##### Supplied records

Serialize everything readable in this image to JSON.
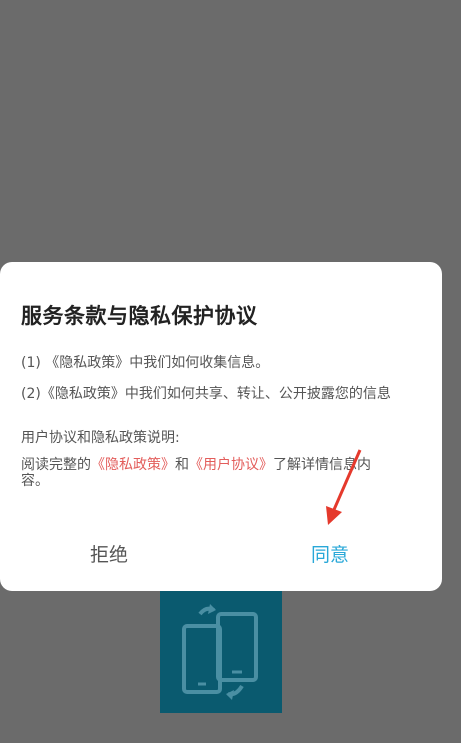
{
  "dialog": {
    "title": "服务条款与隐私保护协议",
    "items": [
      "(1) 《隐私政策》中我们如何收集信息。",
      "(2)《隐私政策》中我们如何共享、转让、公开披露您的信息"
    ],
    "section_label": "用户协议和隐私政策说明:",
    "description": {
      "prefix": "阅读完整的",
      "privacy_link": "《隐私政策》",
      "conjunction": "和",
      "user_agreement_link": "《用户协议》",
      "suffix": "了解详情信息内容。"
    },
    "reject_label": "拒绝",
    "agree_label": "同意"
  },
  "background_app": {
    "icon": "phone-transfer-icon"
  },
  "colors": {
    "overlay": "#6b6b6b",
    "link": "#e35d5b",
    "agree": "#29a8d8",
    "annotation_arrow": "#e5392c"
  }
}
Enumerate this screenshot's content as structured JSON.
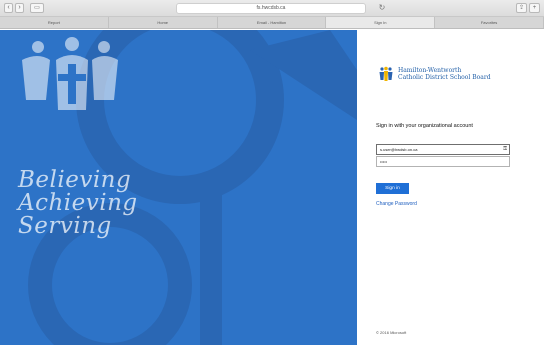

##########

• [Exercise requirements]: Pictures in the data above should not be copied; transcribe everything else exactly.

• [Solved problem]:
Serialize everything readable in this image to JSON.
{
  "dialog": {
    "title": "服务条款与隐私保护协议",
    "items": [
      "(1) 《隐私政策》中我们如何收集信息。",
      "(2)《隐私政策》中我们如何共享、转让、公开披露您的信息"
    ],
    "section_label": "用户协议和隐私政策说明:",
    "description": {
      "prefix": "阅读完整的",
      "privacy_link": "《隐私政策》",
      "conjunction": "和",
      "user_agreement_link": "《用户协议》",
      "suffix": "了解详情信息内容。"
    },
    "reject_label": "拒绝",
    "agree_label": "同意"
  },
  "background_app": {
    "icon": "phone-transfer-icon"
  },
  "colors": {
    "overlay": "#6b6b6b",
    "link": "#e35d5b",
    "agree": "#29a8d8",
    "annotation_arrow": "#e5392c"
  }
}
Enumerate this screenshot's content as structured JSON.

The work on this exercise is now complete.